Data tied to figure images:

....................

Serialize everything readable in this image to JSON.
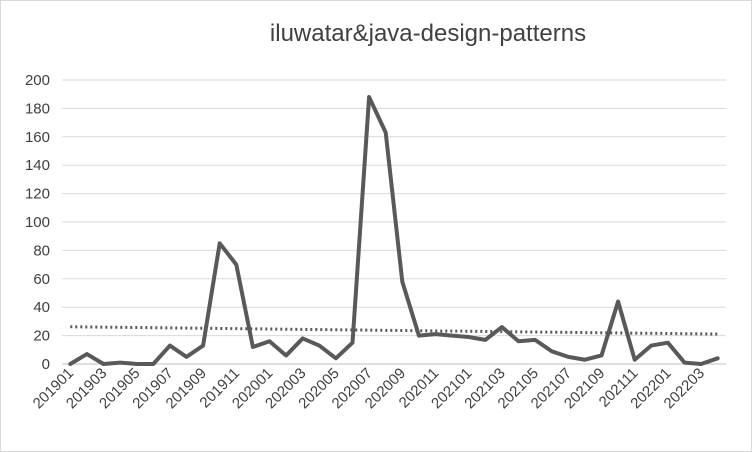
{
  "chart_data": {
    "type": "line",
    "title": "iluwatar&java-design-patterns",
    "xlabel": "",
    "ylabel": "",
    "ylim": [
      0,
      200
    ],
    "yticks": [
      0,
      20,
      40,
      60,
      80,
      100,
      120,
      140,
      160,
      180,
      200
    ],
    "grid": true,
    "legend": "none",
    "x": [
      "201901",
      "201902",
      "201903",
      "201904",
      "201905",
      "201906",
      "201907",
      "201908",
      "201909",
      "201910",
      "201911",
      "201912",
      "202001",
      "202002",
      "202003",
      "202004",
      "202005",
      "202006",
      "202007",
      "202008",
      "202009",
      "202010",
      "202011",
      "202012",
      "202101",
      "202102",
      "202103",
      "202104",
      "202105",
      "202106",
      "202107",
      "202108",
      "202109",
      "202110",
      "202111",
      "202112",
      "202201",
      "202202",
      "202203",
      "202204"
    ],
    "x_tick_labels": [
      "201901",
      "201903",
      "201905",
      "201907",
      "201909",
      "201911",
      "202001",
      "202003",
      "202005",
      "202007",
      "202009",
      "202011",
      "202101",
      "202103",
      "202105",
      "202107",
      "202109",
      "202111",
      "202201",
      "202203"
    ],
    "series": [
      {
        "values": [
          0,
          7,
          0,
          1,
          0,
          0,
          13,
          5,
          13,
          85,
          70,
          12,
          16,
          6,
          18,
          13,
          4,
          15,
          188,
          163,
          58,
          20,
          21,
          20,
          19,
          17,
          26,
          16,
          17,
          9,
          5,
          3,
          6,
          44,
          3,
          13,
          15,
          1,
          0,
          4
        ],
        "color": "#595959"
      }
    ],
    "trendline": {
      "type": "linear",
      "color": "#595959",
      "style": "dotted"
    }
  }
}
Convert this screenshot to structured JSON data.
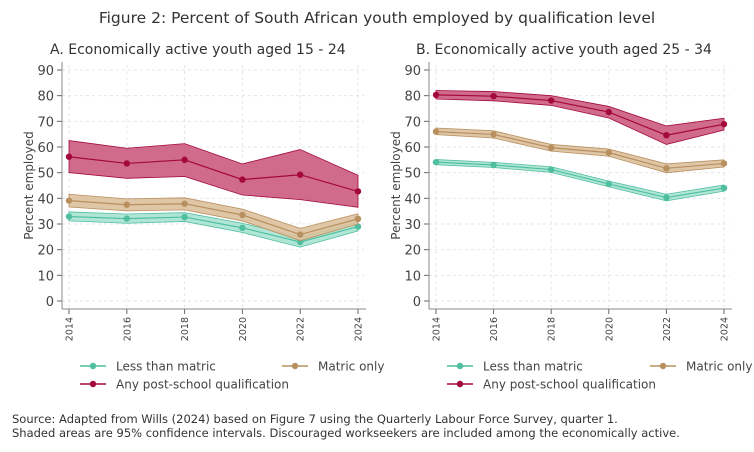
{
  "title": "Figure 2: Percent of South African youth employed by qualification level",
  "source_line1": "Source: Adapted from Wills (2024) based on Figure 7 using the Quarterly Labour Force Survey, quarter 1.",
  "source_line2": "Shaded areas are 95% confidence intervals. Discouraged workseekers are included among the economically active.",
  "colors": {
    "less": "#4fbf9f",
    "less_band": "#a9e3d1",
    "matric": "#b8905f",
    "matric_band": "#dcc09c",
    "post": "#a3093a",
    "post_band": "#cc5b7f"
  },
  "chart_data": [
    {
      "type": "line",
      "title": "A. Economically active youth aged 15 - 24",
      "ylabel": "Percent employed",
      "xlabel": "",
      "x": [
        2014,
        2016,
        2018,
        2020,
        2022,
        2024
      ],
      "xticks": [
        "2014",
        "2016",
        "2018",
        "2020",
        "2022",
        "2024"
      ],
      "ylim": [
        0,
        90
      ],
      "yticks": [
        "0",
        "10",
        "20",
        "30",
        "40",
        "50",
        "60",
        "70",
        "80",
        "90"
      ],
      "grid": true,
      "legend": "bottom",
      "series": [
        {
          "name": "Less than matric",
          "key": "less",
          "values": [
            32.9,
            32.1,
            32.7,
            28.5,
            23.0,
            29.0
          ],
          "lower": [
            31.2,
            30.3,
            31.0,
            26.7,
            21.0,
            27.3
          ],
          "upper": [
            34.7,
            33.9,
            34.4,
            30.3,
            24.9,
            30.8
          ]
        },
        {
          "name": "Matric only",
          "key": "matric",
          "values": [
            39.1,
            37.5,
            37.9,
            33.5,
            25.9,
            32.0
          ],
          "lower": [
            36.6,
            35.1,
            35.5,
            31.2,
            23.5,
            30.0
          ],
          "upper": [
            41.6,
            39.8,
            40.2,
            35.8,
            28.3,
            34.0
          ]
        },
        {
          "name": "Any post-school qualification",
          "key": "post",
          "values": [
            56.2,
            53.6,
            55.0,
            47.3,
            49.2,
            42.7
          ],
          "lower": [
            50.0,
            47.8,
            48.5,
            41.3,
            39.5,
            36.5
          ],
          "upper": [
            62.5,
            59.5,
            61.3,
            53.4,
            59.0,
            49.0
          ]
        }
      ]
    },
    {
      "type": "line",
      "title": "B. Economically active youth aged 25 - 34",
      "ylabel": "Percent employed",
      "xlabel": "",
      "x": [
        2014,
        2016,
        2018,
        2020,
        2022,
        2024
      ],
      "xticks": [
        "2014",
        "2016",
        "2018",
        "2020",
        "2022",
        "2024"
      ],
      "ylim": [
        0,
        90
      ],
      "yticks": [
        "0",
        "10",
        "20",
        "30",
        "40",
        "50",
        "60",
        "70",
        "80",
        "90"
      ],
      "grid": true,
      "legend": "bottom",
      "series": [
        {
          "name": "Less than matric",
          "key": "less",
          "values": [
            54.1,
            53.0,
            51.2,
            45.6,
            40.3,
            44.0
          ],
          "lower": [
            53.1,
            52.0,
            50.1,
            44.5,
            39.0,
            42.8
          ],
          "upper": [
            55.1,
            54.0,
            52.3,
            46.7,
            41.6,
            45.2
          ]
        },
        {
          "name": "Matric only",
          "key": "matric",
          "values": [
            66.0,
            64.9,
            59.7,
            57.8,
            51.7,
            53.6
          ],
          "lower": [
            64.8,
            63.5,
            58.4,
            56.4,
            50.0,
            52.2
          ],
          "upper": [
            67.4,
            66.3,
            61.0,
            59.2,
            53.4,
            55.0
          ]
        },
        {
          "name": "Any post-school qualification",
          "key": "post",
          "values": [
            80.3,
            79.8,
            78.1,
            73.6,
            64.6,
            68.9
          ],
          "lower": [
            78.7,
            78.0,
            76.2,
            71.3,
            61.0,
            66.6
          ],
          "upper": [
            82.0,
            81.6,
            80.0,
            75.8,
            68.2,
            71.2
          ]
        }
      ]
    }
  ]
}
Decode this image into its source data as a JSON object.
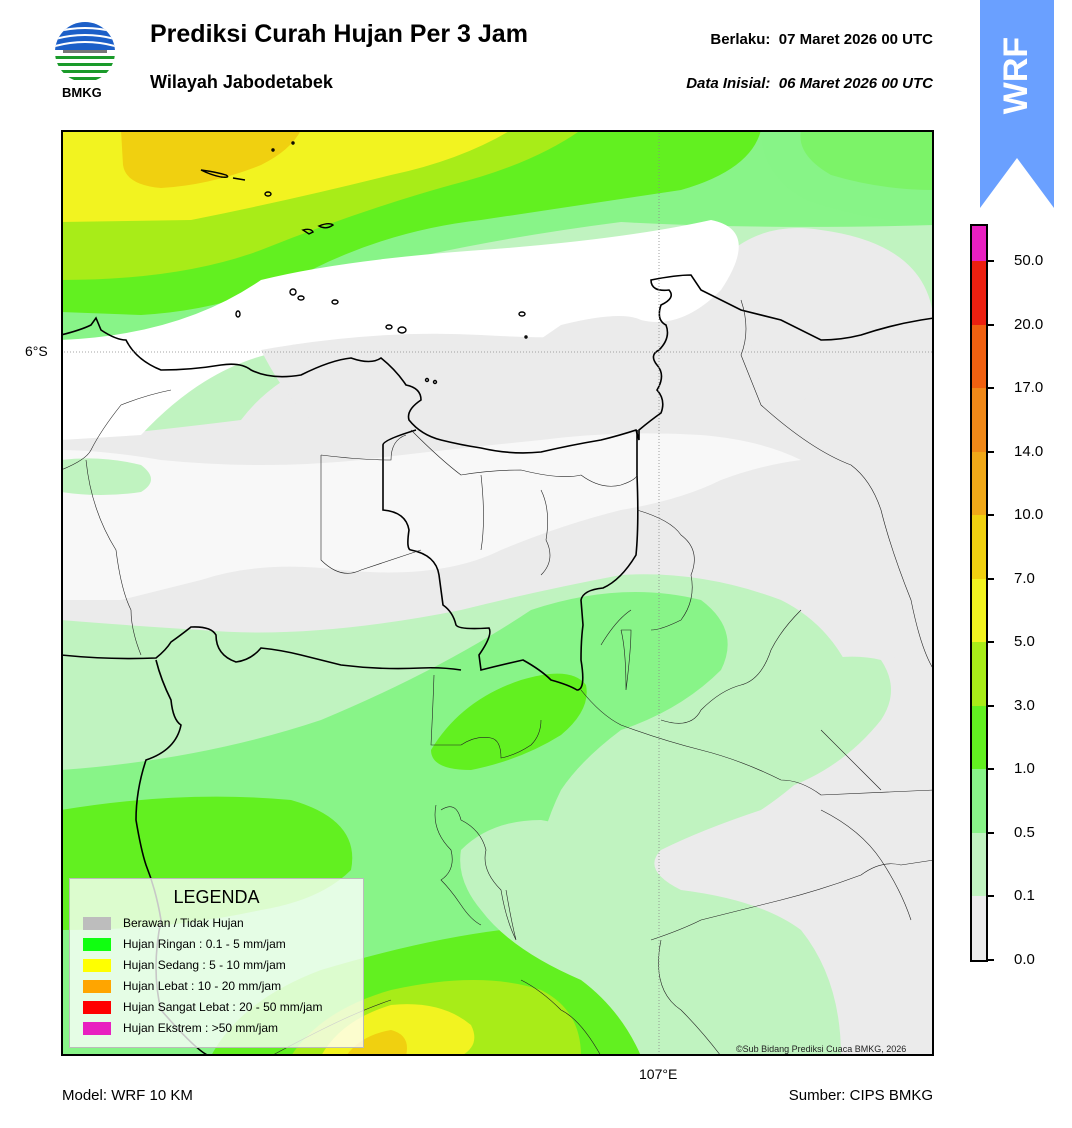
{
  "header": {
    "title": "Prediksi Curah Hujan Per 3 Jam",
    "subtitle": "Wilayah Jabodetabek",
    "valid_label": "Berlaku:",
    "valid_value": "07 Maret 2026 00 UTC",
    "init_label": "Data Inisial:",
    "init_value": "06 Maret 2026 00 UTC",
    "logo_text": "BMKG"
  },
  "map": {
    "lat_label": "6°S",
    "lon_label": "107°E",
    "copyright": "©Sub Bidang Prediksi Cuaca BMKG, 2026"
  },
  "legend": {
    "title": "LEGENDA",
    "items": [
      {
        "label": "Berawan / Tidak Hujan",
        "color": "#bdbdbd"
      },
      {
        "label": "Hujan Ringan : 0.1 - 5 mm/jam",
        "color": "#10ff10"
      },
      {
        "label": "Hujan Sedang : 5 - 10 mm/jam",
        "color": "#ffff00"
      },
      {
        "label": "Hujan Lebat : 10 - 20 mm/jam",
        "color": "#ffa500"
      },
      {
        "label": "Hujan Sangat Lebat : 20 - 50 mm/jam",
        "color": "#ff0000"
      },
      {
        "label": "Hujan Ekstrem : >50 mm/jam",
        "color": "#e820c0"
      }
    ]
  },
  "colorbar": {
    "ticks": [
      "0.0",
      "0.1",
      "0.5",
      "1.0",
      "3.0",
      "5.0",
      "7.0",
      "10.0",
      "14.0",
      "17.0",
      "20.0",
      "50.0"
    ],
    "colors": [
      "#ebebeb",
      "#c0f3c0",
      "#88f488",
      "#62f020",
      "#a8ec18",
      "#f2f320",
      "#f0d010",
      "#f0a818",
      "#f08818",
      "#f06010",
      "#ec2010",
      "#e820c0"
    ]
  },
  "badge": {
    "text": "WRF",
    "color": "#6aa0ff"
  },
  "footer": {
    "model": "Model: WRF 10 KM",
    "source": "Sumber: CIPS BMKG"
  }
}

....................

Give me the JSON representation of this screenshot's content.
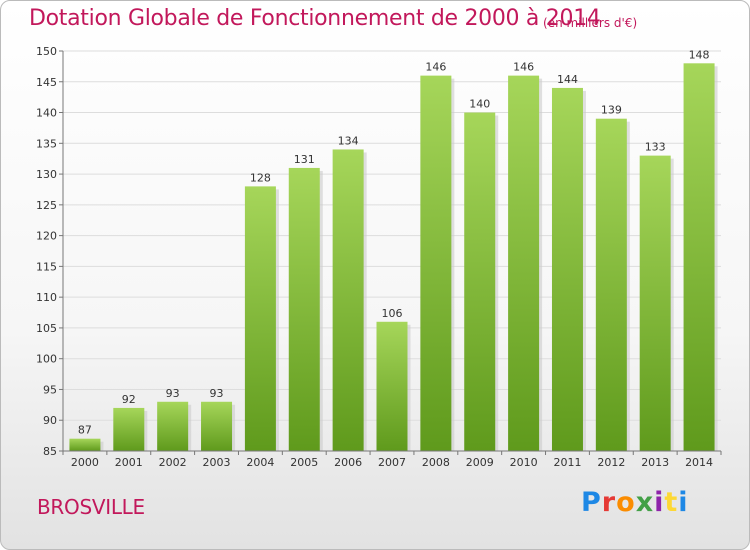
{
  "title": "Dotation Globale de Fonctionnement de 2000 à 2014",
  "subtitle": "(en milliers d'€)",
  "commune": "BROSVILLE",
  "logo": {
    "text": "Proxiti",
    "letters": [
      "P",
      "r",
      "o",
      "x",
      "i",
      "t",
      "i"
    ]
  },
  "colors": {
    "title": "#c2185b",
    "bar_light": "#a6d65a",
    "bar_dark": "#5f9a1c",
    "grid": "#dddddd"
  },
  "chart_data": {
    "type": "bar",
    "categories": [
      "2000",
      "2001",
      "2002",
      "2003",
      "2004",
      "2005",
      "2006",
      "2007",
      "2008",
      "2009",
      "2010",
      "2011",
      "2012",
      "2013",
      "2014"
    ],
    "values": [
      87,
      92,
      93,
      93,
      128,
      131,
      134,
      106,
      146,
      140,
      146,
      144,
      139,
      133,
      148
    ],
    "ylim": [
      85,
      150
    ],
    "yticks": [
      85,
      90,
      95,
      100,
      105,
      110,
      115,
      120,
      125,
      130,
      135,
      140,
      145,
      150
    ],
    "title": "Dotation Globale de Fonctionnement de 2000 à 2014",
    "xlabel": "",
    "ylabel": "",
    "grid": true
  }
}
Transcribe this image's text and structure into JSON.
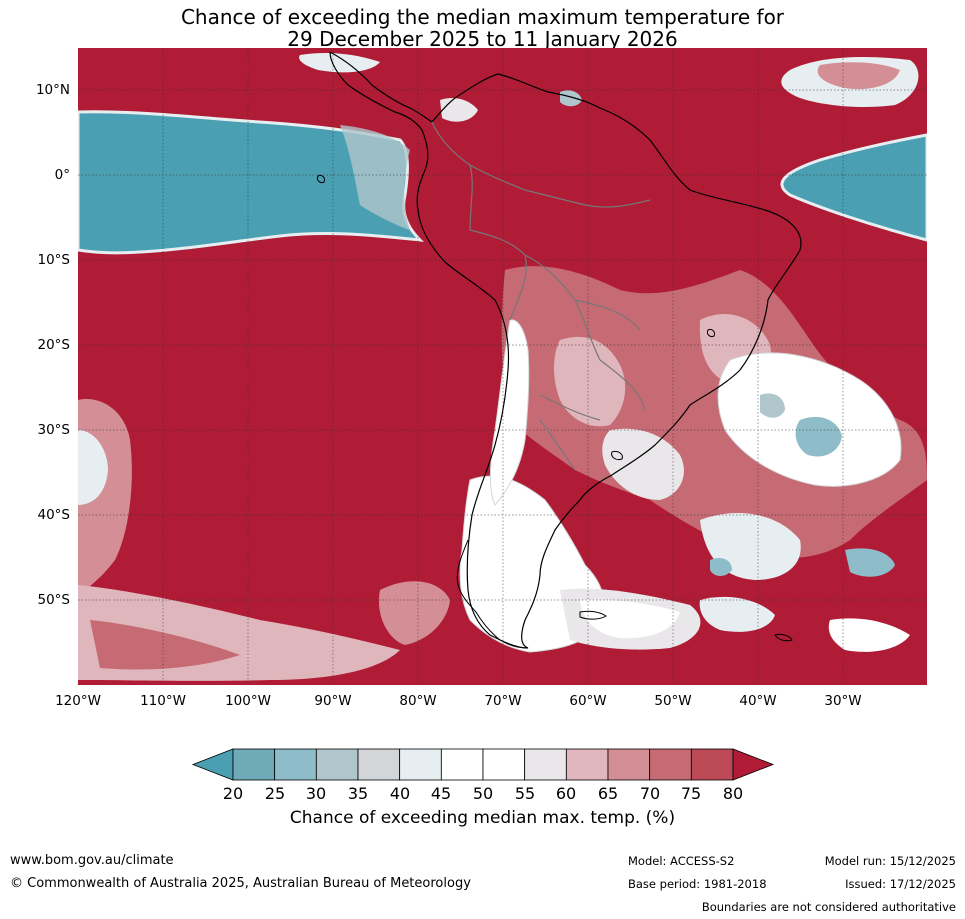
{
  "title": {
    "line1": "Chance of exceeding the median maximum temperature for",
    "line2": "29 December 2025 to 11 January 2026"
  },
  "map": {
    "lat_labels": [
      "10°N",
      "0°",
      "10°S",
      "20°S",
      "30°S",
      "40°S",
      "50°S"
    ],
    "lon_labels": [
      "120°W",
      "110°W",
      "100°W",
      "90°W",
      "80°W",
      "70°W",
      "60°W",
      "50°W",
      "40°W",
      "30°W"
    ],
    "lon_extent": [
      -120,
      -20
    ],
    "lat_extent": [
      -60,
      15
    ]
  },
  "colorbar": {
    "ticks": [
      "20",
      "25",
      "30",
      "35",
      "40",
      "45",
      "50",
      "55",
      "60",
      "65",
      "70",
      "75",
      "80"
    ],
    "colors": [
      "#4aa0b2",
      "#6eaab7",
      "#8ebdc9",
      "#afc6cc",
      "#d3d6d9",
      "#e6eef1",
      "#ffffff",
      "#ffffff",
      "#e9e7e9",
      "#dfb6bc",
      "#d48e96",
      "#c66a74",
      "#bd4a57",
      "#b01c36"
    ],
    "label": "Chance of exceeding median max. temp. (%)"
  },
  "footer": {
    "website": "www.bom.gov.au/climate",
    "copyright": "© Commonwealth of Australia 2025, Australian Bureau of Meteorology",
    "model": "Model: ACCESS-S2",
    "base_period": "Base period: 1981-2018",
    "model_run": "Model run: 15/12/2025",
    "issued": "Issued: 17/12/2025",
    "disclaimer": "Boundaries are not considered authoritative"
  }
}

....................

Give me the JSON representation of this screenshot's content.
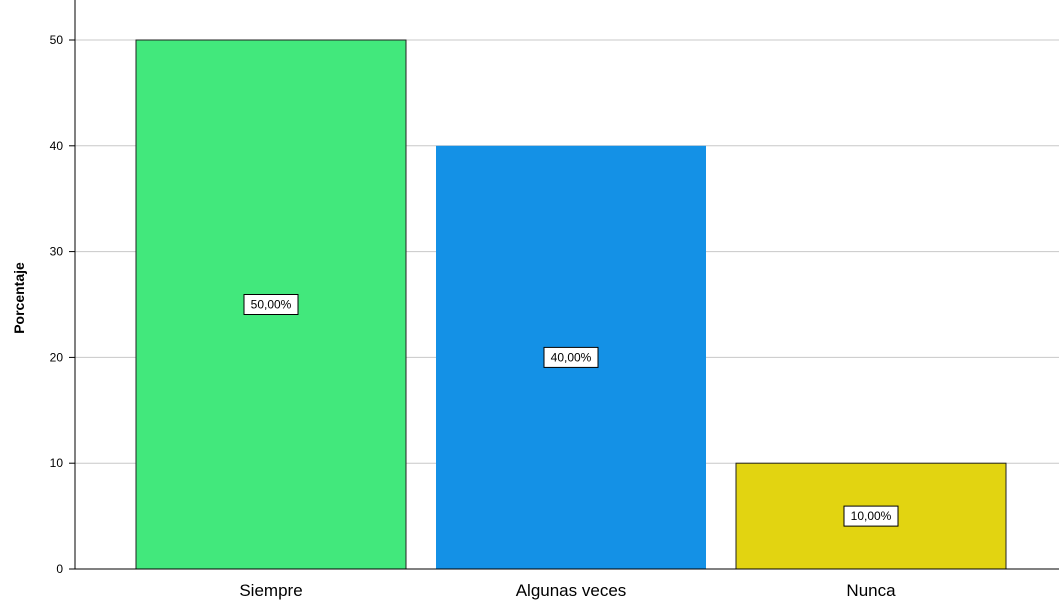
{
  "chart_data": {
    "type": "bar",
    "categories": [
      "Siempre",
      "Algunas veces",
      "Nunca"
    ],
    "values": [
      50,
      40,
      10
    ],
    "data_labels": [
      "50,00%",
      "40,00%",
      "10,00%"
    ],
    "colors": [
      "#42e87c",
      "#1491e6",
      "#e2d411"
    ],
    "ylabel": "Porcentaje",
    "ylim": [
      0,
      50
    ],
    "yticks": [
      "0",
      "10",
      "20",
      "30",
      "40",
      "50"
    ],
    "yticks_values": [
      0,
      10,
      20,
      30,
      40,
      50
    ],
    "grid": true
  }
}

....................

■ EXERCISE TASK ■
Gather up, from the records above, each line where the word "Hujan" appears.

■ THE COMPLETED TASK ■
    "title": "Prediksi Curah Hujan Per 3 Jam",
        "label": "Berawan / Tidak Hujan",
        "label": "Hujan Ringan : 0.1 - 5 mm/jam",
        "label": "Hujan Sedang : 5 - 10 mm/jam",
        "label": "Hujan Lebat : 10 - 20 mm/jam",
        "label": "Hujan Sangat Lebat : 20 - 50 mm/jam",
        "label": "Hujan Ekstrem : >50 mm/jam",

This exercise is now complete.